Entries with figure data
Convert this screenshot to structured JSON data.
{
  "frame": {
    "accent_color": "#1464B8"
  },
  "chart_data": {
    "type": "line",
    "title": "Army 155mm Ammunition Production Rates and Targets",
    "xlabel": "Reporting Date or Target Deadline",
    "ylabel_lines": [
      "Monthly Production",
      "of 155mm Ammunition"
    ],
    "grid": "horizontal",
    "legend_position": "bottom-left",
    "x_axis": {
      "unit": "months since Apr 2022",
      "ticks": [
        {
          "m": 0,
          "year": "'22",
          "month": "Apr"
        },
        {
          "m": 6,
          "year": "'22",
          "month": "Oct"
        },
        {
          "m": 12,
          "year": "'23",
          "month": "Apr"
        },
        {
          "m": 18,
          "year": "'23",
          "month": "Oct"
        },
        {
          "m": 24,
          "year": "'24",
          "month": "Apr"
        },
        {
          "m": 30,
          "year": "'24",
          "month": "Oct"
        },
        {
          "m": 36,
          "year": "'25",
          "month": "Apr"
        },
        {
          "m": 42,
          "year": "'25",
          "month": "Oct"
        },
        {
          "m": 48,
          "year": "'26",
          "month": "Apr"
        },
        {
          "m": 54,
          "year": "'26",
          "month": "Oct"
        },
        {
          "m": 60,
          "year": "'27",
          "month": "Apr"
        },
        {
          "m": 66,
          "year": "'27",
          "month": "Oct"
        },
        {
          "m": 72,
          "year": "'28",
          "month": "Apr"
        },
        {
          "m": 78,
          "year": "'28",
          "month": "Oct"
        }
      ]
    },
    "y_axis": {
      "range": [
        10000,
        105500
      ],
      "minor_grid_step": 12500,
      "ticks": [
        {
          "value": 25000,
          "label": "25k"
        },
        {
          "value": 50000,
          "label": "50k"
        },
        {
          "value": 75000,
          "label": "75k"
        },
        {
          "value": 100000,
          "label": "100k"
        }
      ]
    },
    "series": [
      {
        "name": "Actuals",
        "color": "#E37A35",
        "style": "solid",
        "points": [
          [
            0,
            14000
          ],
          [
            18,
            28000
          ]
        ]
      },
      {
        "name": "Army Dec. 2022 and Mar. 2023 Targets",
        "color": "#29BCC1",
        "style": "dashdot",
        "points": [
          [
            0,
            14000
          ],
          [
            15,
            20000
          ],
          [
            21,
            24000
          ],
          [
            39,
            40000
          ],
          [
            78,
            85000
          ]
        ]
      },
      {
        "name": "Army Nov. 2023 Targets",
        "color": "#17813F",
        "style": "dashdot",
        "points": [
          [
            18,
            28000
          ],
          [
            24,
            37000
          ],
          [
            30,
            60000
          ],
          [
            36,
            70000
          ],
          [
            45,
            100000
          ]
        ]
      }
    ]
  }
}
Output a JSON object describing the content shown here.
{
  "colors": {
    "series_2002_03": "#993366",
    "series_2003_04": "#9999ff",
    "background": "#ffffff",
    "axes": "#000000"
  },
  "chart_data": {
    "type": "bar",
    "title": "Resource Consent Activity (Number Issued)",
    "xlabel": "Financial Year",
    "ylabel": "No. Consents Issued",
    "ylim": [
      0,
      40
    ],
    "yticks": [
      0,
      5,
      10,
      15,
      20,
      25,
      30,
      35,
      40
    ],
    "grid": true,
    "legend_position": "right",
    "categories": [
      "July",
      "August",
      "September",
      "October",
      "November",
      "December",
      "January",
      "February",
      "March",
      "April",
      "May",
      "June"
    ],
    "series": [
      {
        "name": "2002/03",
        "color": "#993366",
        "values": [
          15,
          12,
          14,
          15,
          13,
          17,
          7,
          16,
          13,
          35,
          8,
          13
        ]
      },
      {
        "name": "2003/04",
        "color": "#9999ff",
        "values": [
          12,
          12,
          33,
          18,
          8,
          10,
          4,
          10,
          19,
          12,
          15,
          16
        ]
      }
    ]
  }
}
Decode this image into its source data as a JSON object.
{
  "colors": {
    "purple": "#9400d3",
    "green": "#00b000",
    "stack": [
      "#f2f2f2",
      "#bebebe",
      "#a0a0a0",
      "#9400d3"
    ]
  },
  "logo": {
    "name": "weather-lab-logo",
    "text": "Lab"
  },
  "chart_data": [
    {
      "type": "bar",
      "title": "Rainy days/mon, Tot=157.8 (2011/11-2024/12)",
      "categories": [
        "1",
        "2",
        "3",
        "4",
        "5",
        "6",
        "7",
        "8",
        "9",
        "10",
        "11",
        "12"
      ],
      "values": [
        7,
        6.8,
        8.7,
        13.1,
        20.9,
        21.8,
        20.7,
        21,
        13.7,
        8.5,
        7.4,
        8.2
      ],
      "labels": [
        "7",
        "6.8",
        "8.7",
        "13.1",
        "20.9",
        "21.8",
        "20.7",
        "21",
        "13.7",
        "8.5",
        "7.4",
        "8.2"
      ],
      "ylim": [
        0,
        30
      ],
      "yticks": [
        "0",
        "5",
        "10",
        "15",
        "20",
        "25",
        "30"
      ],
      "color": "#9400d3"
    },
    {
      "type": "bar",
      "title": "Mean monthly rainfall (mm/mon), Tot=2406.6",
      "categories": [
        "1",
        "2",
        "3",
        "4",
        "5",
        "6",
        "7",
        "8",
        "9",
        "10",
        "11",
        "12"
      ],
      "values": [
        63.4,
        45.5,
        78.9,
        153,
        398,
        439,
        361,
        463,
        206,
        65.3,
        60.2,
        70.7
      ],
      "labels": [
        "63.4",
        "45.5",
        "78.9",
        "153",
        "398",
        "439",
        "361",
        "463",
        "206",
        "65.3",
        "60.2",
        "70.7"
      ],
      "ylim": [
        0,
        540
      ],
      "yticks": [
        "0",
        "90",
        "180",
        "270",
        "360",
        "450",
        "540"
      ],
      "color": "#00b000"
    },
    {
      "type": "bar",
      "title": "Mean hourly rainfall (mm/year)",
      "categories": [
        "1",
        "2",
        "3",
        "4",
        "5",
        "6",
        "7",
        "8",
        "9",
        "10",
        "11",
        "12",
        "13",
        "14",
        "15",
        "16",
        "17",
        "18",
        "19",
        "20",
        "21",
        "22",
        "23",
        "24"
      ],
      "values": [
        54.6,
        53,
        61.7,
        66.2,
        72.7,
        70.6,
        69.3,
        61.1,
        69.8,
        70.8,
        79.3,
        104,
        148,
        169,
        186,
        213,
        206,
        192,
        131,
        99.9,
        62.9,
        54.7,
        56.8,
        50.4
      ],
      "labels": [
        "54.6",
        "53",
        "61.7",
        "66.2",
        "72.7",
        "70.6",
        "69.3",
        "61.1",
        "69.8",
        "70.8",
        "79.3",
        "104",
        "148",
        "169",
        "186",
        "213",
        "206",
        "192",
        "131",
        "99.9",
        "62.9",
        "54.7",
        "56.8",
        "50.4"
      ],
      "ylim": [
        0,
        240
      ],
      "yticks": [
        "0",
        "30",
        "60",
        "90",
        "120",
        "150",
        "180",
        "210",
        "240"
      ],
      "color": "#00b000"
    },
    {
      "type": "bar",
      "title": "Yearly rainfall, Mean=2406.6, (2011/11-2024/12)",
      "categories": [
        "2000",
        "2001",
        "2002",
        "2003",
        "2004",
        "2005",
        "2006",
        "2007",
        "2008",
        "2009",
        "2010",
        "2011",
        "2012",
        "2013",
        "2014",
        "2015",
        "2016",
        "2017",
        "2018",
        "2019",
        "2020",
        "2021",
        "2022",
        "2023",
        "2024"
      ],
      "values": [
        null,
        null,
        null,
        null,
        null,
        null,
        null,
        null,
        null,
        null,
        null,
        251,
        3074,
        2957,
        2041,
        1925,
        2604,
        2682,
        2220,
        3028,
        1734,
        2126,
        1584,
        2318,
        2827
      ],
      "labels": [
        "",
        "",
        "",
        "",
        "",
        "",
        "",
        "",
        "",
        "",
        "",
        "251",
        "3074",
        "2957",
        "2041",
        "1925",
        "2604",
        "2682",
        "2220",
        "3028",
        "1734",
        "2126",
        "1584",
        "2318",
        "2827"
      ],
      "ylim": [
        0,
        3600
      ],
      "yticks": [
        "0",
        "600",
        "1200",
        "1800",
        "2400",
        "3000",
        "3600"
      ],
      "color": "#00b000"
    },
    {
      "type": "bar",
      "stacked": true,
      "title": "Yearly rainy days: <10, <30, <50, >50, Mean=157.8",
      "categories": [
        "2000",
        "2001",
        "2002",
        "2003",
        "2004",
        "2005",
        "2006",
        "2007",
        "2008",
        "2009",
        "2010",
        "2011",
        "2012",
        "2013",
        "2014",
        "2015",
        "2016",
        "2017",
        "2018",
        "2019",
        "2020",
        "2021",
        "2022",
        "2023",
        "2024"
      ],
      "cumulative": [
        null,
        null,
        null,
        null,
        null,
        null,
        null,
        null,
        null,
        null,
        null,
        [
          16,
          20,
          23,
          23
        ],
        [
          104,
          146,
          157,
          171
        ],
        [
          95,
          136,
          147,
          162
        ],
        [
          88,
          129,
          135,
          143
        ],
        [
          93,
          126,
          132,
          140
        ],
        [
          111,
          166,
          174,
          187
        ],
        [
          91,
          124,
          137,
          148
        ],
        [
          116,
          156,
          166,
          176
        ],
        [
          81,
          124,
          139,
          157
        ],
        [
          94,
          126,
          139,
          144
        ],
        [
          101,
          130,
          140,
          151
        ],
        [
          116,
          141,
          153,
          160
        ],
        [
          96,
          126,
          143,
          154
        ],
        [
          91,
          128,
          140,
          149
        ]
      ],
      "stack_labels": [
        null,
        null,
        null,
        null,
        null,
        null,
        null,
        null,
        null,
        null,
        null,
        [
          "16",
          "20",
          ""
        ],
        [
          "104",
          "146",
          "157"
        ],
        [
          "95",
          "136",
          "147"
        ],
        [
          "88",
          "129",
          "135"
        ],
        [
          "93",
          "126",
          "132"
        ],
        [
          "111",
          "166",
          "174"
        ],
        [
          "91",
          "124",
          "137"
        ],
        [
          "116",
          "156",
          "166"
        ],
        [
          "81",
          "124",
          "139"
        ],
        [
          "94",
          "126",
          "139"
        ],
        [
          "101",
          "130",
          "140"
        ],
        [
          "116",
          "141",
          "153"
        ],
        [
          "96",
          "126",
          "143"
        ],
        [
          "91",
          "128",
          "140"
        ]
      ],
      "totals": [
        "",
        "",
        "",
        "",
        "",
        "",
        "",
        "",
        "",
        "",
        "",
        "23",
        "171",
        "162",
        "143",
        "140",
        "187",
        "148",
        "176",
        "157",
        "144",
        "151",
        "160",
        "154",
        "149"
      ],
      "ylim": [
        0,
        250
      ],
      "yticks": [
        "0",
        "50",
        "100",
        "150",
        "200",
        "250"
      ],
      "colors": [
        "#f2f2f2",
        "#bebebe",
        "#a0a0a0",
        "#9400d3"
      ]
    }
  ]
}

> [OBJECTIVE]
Select, from the listing, all lines that include the word "name".

> [EXERCISE OUTPUT]
        "name": "Actuals",
        "name": "Army Dec. 2022 and Mar. 2023 Targets",
        "name": "Army Nov. 2023 Targets",
        "name": "2002/03",
        "name": "2003/04",
    "name": "weather-lab-logo",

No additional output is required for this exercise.